_The task_
Across the listing below, count the lines that mention the string "Planskizze". Reply with the figure only.
=======
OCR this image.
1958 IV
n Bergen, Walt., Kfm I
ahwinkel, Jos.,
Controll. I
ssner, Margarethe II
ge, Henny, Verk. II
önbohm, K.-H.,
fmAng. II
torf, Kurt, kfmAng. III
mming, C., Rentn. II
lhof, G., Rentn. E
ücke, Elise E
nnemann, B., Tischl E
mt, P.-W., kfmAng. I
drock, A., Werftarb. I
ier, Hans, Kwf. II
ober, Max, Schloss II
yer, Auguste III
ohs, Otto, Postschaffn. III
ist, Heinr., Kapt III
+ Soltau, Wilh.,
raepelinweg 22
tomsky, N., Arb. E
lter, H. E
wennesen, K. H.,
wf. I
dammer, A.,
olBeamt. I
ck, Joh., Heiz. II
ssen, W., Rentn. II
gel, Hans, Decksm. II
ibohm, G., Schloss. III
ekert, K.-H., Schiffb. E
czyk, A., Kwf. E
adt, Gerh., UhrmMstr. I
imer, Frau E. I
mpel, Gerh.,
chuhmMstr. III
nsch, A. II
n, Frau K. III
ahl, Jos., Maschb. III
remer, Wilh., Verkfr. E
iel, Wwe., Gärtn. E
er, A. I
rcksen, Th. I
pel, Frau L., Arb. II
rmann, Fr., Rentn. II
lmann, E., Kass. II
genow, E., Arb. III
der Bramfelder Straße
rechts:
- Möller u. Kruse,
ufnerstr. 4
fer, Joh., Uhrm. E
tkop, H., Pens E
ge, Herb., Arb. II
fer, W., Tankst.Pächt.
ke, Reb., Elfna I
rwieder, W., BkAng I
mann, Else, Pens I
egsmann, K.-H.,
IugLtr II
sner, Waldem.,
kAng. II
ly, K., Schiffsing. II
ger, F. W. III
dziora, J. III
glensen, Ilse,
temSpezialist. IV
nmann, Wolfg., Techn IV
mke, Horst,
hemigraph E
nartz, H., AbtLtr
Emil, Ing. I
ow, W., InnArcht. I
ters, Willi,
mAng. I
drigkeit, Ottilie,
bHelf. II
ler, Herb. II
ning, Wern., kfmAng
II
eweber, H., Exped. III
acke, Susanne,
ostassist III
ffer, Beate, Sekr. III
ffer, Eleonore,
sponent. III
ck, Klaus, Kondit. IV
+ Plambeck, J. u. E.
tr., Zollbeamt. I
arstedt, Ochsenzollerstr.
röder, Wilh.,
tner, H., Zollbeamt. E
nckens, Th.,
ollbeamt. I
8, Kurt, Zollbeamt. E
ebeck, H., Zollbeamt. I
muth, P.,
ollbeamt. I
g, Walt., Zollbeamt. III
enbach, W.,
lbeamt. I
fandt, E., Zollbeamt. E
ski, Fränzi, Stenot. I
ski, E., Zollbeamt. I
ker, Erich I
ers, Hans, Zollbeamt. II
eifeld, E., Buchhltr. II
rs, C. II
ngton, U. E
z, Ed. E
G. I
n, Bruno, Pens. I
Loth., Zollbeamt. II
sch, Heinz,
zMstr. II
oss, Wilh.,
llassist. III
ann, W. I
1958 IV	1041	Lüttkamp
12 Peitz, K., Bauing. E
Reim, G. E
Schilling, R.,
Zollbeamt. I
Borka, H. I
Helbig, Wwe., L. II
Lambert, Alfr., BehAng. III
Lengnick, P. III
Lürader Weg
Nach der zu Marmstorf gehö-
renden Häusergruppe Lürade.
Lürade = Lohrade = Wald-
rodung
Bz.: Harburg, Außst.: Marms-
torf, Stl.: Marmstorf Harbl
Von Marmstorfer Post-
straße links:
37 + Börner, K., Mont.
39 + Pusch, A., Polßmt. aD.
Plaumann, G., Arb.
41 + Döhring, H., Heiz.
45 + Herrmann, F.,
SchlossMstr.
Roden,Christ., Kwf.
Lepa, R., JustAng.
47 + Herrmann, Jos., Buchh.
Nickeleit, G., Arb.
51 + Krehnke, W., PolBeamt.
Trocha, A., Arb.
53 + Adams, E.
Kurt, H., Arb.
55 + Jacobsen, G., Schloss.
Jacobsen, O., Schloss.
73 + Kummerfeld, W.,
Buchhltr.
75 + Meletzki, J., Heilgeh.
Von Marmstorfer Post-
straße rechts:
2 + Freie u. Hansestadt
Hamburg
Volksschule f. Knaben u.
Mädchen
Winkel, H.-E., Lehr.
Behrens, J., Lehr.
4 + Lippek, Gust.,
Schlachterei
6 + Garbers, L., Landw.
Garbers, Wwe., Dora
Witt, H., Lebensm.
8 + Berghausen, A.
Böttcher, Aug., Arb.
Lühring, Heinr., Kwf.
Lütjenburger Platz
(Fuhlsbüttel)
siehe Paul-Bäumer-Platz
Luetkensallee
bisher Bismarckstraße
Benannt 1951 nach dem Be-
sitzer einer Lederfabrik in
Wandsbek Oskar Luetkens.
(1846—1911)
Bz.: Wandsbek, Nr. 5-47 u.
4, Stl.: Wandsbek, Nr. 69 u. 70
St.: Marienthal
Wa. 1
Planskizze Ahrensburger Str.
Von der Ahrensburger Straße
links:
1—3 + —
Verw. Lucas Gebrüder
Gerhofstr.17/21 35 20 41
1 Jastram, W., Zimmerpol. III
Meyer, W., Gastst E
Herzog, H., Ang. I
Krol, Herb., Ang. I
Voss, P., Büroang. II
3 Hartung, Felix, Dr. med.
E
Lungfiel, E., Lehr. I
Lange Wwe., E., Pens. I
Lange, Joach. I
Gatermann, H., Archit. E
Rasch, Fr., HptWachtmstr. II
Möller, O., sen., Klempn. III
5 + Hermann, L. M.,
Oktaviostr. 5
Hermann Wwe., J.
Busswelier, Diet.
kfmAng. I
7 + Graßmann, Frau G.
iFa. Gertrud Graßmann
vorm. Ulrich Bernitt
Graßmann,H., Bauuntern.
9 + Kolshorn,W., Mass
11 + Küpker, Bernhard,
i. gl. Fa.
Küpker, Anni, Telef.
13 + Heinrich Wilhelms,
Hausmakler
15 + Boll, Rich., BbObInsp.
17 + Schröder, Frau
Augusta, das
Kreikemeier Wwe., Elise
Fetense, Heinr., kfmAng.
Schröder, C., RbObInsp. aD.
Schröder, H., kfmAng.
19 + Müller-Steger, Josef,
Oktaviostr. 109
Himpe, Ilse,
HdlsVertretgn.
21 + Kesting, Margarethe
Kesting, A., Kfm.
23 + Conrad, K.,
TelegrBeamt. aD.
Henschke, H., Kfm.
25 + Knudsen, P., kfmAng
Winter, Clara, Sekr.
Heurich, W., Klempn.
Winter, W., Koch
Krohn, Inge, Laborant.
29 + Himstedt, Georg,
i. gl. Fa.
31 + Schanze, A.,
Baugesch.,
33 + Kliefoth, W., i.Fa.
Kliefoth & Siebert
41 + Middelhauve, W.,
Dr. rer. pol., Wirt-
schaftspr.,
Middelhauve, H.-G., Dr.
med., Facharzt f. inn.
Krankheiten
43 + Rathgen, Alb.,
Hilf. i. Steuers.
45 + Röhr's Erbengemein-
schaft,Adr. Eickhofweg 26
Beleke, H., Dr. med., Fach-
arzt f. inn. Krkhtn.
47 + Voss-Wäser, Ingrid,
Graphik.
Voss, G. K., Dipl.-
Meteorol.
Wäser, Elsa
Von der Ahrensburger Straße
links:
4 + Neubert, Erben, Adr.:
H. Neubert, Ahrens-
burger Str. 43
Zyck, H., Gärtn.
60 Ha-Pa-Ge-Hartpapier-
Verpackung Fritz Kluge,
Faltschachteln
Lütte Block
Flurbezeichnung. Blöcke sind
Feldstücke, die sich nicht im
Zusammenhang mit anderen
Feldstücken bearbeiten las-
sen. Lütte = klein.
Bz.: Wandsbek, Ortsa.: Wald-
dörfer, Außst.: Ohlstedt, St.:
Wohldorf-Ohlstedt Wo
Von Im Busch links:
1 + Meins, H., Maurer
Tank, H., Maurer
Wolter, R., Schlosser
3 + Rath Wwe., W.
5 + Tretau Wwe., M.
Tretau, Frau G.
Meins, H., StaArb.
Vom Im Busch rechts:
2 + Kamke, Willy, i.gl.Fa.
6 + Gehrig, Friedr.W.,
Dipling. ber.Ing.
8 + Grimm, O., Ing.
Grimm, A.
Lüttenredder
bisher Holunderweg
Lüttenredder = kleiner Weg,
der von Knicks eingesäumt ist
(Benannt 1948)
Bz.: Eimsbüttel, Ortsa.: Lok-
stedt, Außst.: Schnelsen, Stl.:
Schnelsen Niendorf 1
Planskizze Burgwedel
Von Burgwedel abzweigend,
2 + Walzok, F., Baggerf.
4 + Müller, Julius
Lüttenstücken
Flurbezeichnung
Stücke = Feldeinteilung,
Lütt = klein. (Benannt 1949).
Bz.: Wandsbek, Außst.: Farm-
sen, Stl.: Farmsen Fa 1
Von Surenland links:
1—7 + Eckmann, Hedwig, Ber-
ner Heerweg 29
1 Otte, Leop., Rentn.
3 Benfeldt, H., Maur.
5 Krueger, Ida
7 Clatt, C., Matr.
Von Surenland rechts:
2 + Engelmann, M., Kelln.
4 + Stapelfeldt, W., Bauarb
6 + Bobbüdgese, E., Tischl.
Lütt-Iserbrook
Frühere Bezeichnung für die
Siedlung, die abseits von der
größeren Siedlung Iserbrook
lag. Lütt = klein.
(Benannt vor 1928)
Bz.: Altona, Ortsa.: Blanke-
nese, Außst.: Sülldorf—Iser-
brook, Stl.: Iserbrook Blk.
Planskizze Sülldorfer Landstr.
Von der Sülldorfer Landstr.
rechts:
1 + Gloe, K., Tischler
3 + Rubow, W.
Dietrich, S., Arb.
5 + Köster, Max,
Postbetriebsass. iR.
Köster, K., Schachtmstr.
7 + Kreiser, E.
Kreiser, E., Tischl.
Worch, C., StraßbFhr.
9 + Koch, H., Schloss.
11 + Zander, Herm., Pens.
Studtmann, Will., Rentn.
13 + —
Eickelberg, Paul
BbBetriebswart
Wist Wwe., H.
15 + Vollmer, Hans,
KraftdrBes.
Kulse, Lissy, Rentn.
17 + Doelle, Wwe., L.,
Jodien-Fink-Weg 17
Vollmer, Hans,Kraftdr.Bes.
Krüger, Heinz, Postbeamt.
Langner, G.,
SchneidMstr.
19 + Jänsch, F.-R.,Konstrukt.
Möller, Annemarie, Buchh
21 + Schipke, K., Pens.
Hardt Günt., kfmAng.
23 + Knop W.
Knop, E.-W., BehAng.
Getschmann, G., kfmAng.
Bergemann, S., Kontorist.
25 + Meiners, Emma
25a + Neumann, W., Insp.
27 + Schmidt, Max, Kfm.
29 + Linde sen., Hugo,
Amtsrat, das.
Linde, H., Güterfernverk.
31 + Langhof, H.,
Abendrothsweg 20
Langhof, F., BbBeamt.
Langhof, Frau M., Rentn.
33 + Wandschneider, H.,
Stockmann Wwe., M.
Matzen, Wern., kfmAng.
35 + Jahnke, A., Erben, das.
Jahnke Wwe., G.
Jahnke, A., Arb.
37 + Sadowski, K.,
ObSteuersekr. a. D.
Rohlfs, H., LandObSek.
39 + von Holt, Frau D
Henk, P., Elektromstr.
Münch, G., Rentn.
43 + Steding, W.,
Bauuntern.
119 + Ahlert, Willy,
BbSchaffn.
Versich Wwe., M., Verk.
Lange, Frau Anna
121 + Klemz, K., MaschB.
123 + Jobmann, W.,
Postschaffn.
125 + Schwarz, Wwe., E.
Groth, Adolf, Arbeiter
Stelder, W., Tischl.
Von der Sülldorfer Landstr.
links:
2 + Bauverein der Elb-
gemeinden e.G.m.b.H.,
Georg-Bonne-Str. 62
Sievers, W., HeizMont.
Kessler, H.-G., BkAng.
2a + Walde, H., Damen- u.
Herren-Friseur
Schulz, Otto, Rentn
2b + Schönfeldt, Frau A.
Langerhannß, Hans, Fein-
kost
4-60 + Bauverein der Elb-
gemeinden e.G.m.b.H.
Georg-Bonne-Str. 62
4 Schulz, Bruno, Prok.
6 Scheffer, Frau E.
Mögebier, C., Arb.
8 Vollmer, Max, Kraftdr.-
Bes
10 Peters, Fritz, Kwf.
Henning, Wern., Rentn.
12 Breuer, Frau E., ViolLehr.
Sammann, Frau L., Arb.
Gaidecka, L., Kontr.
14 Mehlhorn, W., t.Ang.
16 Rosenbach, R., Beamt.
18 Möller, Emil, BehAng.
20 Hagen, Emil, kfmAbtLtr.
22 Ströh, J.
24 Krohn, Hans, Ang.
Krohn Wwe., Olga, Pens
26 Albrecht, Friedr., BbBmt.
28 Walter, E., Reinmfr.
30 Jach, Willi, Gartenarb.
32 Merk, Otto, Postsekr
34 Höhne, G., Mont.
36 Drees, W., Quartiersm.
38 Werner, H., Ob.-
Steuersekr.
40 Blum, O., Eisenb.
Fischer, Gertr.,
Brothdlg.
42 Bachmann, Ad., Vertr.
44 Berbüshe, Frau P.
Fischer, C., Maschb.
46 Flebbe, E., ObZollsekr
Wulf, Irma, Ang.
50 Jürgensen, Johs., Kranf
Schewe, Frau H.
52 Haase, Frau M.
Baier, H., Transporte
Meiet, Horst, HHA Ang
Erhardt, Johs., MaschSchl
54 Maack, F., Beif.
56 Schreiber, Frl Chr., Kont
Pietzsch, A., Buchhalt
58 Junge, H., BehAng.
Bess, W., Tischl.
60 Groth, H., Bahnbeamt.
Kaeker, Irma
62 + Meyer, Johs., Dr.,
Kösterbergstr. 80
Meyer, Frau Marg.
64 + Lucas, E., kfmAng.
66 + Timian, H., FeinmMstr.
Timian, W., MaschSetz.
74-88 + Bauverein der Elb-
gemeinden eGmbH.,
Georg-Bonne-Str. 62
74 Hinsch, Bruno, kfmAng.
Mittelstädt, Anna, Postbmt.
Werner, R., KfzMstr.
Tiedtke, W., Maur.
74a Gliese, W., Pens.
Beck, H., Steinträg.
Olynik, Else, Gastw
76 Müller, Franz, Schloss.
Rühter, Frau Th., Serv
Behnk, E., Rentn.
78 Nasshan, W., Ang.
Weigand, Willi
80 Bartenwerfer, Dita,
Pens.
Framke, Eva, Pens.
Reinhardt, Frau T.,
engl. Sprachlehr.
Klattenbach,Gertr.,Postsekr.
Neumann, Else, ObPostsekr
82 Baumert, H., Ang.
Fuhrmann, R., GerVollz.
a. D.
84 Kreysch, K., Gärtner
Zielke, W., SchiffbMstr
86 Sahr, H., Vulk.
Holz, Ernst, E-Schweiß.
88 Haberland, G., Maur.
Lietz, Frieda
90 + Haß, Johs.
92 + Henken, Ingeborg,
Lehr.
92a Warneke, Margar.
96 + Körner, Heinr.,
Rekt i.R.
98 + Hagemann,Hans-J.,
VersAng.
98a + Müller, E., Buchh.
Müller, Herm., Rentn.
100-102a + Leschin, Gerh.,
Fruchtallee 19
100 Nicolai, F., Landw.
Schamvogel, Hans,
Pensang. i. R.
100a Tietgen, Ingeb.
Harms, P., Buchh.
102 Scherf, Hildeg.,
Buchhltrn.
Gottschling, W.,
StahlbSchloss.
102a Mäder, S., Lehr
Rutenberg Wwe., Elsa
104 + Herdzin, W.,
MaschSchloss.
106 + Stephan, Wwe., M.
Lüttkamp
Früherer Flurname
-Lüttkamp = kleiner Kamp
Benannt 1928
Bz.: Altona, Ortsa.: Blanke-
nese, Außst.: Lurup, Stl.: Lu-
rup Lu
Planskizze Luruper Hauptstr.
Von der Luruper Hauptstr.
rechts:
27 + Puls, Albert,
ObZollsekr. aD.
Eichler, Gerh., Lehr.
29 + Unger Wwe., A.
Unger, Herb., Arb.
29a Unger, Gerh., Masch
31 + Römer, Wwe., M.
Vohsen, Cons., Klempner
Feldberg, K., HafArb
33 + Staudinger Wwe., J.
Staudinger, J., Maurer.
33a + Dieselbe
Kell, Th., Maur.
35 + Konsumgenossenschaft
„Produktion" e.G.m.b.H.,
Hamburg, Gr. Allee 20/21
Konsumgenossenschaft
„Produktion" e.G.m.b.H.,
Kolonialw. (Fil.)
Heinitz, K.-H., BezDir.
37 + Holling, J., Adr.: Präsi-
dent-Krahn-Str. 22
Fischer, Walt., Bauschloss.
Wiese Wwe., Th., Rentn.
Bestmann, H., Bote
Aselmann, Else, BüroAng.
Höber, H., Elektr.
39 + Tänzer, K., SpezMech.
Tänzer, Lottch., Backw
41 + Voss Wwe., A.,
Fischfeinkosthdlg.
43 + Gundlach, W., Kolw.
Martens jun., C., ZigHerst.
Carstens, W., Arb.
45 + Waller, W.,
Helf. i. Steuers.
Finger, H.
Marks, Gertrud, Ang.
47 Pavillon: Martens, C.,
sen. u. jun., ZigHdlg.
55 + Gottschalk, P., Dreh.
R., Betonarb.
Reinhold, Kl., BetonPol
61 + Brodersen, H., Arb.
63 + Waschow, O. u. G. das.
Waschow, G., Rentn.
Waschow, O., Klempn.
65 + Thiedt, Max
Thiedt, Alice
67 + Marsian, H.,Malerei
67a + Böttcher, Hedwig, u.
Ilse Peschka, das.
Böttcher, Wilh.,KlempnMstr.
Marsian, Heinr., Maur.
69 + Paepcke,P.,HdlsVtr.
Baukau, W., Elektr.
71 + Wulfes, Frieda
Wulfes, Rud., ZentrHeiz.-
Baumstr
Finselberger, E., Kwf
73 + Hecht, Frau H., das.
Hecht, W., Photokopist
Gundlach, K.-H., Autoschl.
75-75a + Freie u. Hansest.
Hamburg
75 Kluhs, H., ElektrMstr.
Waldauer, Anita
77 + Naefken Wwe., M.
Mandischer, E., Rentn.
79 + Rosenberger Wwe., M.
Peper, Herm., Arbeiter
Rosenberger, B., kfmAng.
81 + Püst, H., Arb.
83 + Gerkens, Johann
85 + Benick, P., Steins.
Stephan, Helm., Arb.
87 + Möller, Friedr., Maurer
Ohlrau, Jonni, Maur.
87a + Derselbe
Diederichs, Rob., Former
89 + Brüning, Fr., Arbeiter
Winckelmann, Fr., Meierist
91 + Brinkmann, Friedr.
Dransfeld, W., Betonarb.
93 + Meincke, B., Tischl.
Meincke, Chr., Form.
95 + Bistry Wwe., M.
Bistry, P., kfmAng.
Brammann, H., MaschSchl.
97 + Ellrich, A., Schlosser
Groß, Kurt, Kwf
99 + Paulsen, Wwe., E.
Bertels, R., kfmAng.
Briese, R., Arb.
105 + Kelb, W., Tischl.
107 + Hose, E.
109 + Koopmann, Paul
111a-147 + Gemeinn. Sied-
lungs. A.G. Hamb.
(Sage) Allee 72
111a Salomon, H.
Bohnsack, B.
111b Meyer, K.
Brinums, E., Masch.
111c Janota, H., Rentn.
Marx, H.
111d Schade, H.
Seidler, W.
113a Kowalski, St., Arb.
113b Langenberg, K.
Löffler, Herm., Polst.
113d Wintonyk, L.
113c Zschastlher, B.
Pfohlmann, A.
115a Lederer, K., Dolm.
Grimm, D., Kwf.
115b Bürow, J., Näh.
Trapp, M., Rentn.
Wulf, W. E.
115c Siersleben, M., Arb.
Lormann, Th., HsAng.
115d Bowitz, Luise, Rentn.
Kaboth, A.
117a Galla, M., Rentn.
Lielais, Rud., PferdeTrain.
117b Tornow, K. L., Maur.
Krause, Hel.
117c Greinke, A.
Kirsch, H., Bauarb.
=======
_Answer in full_
4